What is expected
Lines holding the string "placeholder" are the ones to copy; find them all in the data.

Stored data
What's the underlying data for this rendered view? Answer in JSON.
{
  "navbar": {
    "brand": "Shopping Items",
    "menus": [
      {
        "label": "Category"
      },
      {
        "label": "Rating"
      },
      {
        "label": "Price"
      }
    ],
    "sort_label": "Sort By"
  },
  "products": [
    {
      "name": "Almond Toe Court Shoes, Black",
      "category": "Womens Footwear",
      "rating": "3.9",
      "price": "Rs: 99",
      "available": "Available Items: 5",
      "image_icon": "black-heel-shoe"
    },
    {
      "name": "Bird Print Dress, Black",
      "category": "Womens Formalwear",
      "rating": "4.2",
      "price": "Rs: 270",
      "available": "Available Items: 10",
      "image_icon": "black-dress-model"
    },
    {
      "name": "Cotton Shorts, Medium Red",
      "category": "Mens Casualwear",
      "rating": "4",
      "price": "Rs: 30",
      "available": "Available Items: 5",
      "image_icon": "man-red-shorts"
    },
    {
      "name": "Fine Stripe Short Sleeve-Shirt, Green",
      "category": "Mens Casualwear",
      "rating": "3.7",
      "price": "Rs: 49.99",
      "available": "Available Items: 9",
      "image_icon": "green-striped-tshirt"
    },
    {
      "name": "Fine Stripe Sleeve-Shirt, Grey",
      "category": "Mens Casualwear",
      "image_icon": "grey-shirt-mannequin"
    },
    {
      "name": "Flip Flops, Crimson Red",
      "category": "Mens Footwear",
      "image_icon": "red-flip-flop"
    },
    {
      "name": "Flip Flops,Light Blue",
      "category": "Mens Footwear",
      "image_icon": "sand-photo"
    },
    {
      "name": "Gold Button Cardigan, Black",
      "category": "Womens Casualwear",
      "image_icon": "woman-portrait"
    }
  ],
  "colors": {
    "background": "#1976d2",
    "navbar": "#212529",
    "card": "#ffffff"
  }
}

...

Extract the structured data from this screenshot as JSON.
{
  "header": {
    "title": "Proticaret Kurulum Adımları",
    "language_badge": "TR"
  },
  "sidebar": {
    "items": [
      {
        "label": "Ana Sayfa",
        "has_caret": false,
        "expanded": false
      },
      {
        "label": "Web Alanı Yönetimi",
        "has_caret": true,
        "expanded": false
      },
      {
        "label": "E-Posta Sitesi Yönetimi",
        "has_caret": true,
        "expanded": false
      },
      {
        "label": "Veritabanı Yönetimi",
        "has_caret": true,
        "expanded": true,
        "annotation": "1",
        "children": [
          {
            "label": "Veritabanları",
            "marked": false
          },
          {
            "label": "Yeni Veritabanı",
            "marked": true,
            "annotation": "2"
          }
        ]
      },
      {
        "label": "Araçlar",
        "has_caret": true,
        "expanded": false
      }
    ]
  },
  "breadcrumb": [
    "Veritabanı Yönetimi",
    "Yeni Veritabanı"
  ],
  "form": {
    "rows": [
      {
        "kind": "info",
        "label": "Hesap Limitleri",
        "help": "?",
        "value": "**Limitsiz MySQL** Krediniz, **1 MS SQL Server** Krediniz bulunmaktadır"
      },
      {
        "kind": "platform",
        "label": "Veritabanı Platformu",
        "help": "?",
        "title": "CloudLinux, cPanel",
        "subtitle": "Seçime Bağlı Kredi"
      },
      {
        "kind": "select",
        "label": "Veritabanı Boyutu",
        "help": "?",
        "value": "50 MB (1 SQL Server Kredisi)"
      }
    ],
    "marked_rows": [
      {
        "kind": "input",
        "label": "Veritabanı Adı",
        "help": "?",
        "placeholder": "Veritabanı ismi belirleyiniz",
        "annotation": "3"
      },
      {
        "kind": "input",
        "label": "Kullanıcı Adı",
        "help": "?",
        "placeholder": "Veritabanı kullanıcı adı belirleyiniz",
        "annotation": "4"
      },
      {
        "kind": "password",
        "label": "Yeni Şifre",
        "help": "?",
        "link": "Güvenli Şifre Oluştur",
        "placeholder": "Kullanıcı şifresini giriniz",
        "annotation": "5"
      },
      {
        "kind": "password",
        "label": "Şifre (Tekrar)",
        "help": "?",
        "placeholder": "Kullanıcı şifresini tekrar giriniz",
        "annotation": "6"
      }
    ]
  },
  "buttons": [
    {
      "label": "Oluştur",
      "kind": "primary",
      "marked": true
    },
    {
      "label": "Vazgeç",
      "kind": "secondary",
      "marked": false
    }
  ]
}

==

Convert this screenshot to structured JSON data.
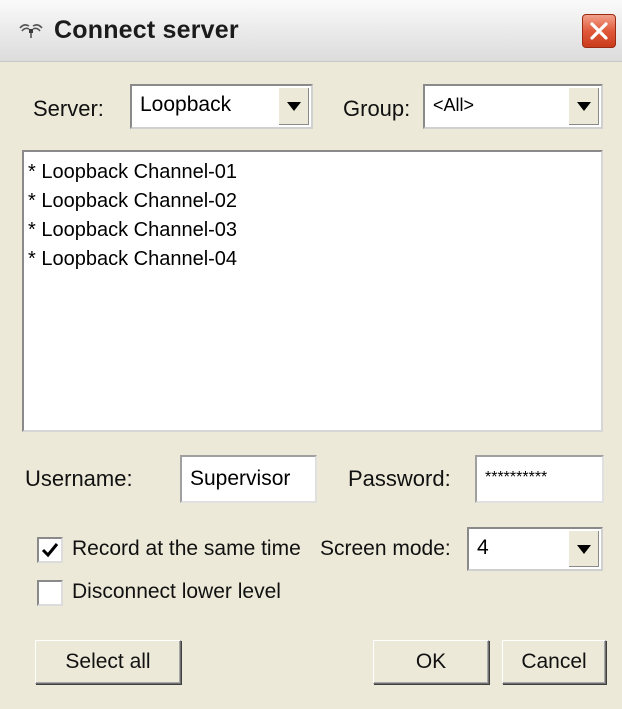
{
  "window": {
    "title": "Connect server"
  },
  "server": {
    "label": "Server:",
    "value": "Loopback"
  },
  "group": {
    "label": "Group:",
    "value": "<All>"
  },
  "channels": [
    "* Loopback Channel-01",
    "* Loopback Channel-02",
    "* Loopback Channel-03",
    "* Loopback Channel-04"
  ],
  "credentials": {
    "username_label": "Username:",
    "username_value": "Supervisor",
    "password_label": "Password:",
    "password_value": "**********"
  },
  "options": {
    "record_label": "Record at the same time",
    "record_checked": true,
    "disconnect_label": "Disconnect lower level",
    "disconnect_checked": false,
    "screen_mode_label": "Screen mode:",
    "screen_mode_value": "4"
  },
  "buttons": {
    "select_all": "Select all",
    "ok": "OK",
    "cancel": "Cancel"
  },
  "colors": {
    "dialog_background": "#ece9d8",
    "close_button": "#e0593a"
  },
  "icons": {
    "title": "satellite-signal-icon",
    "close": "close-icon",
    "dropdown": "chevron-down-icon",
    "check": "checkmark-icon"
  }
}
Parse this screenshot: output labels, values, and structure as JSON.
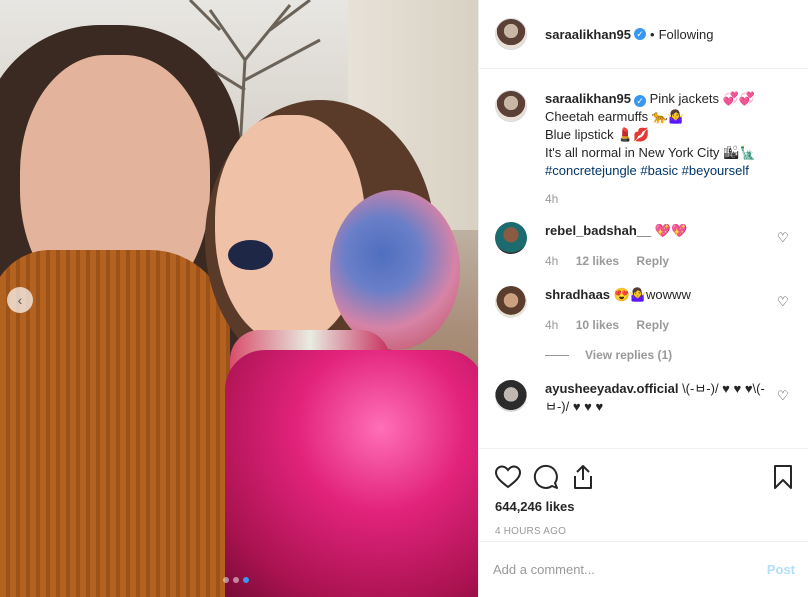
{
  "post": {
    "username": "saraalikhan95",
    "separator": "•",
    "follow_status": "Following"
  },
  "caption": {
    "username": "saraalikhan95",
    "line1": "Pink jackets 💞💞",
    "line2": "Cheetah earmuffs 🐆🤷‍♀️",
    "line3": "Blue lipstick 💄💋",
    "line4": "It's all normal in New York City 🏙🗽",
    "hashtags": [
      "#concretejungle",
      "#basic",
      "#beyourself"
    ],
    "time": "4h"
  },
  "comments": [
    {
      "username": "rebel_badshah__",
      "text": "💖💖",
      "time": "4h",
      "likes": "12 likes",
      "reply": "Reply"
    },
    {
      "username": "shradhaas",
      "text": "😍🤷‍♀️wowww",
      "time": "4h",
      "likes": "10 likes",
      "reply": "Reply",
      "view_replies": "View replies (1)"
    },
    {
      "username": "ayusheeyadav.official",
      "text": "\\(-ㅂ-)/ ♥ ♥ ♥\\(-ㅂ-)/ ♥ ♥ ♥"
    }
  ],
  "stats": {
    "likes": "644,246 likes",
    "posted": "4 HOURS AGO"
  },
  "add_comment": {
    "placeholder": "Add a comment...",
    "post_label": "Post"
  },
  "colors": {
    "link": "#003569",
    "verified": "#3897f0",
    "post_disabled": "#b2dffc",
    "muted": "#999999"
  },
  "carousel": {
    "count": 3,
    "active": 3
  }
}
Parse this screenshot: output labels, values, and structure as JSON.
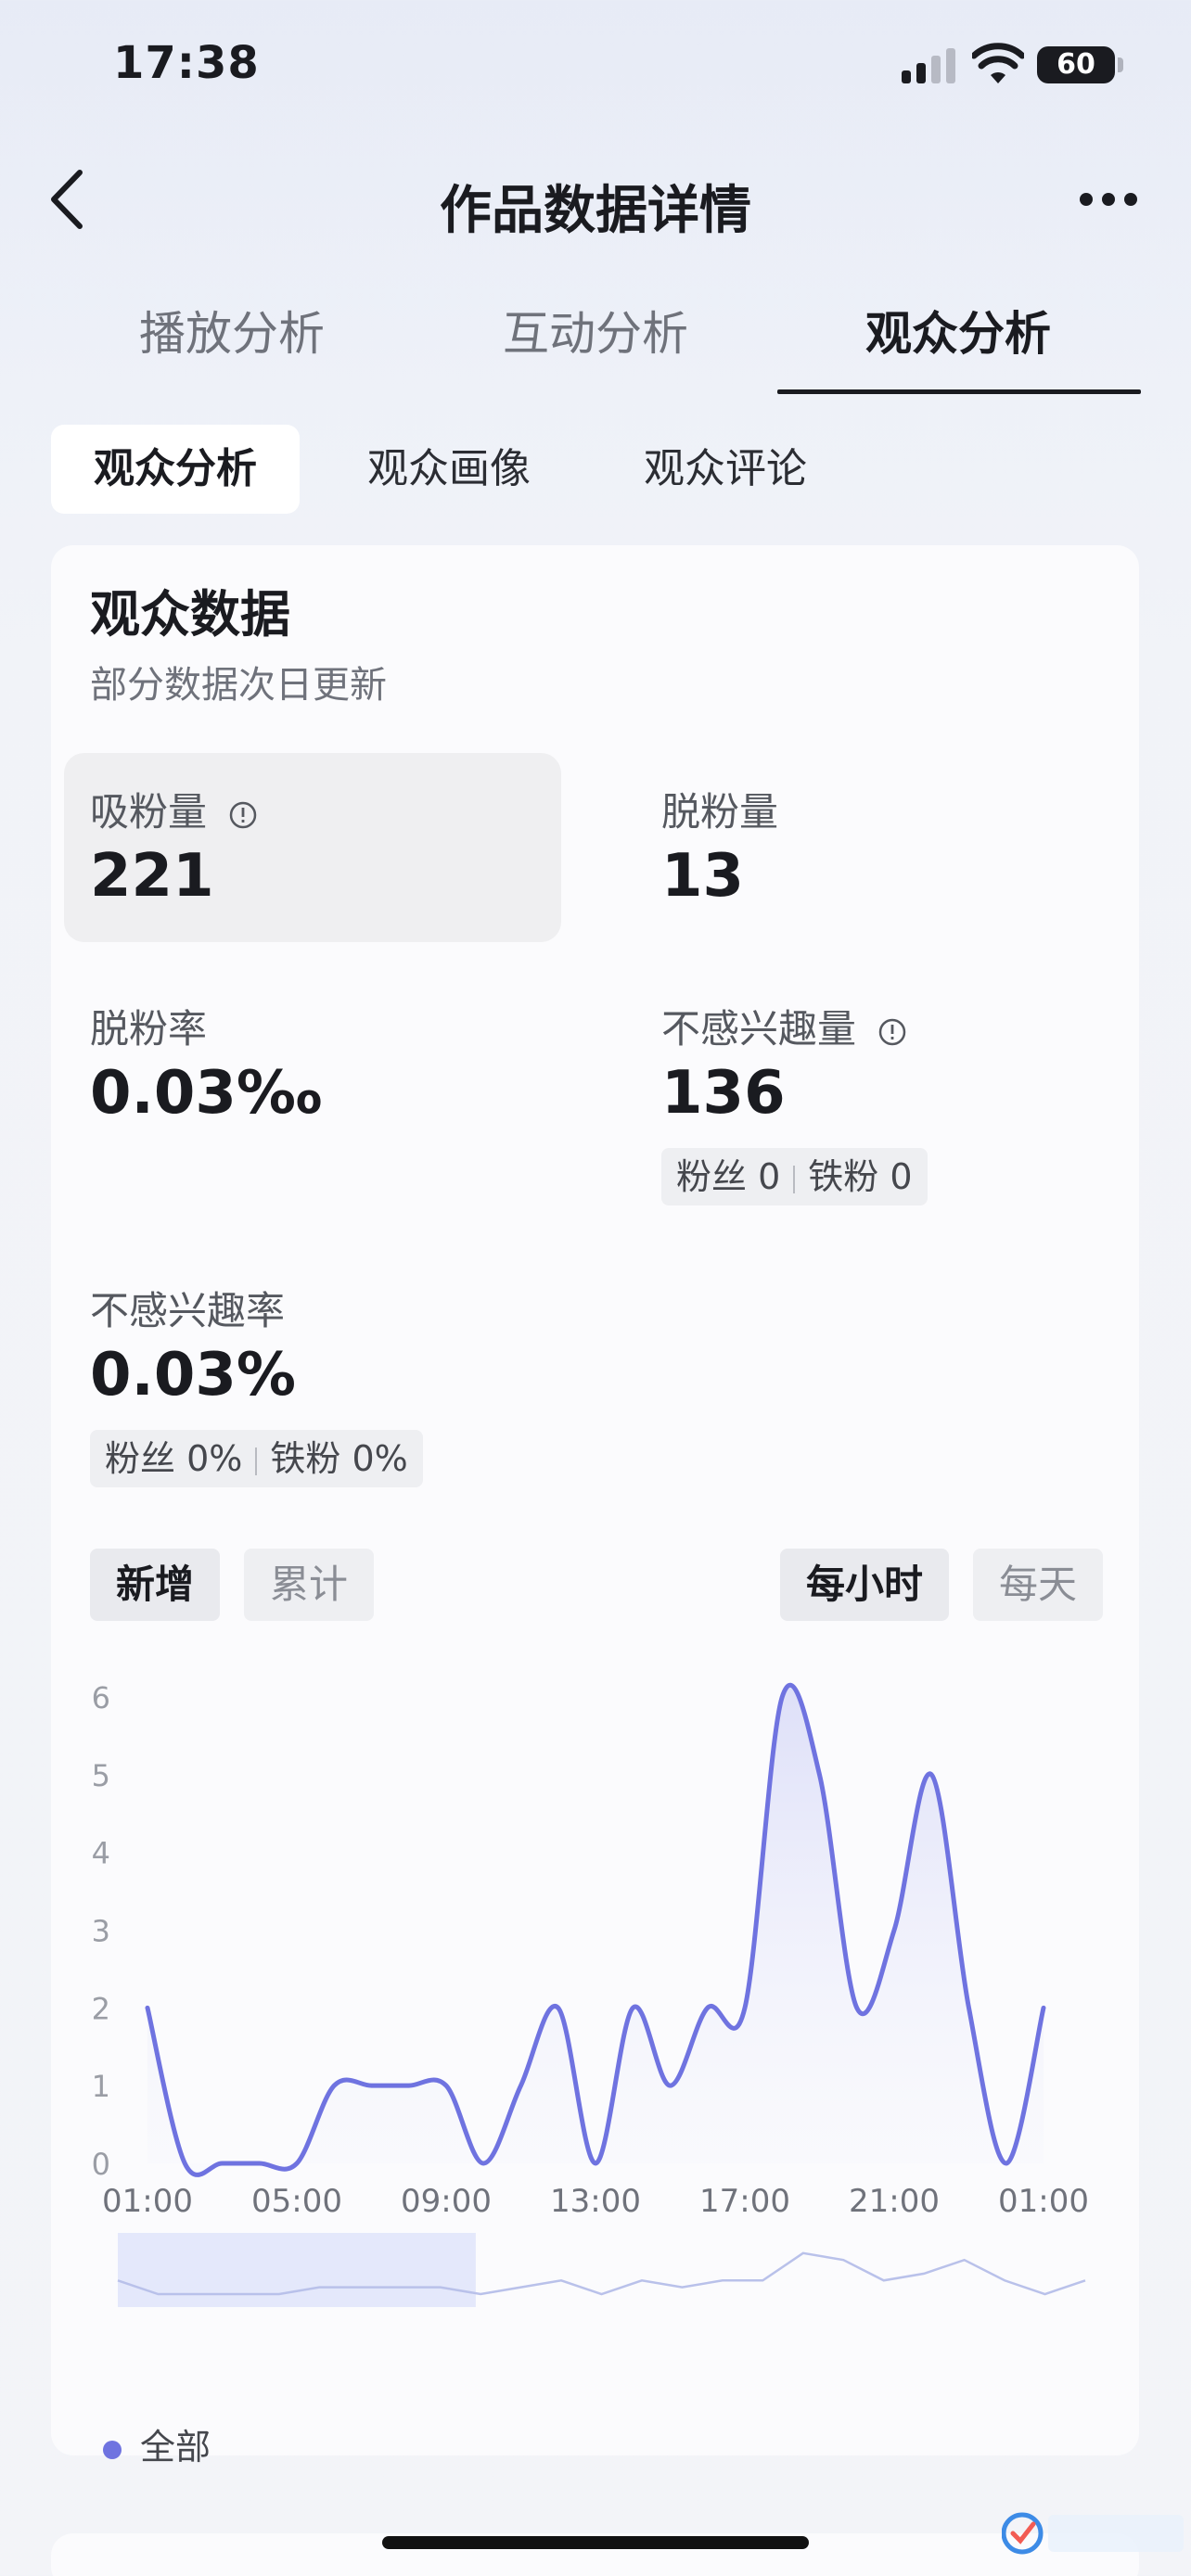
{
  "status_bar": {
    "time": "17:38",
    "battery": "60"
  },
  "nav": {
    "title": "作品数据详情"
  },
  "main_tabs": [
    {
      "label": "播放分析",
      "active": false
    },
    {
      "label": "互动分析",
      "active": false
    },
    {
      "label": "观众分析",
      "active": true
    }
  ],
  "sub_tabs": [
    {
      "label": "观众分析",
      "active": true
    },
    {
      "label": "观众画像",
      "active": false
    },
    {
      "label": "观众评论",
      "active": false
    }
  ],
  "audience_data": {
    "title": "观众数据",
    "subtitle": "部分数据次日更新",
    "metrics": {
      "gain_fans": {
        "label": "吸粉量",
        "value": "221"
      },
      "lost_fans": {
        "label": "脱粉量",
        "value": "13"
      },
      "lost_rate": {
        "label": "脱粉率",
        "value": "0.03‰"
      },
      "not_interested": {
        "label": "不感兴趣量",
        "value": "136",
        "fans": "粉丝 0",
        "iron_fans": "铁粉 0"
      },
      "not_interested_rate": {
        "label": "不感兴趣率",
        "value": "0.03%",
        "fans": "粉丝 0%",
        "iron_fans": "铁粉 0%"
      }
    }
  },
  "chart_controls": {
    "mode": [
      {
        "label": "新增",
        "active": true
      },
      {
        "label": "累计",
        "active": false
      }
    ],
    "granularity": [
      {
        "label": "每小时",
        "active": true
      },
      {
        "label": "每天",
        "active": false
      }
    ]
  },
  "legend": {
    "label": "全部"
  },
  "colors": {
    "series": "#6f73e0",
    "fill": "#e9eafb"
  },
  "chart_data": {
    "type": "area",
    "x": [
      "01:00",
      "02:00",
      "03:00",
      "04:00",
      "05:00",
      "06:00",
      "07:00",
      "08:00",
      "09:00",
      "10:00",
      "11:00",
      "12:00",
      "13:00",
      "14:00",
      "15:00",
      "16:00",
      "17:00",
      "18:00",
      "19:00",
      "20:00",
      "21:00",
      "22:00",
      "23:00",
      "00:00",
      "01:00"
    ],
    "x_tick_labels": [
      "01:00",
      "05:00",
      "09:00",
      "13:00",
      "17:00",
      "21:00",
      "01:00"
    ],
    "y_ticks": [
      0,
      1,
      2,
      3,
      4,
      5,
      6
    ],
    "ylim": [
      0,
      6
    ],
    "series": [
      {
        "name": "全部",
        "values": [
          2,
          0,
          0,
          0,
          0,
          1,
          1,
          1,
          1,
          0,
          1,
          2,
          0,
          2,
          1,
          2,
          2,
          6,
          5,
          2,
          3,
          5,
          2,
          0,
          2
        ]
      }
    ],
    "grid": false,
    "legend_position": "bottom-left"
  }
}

Answer to the task
        "placeholder": "Veritabanı ismi belirleyiniz",
        "placeholder": "Veritabanı kullanıcı adı belirleyiniz",
        "placeholder": "Kullanıcı şifresini giriniz",
        "placeholder": "Kullanıcı şifresini tekrar giriniz",
    "placeholder": "Add a comment...",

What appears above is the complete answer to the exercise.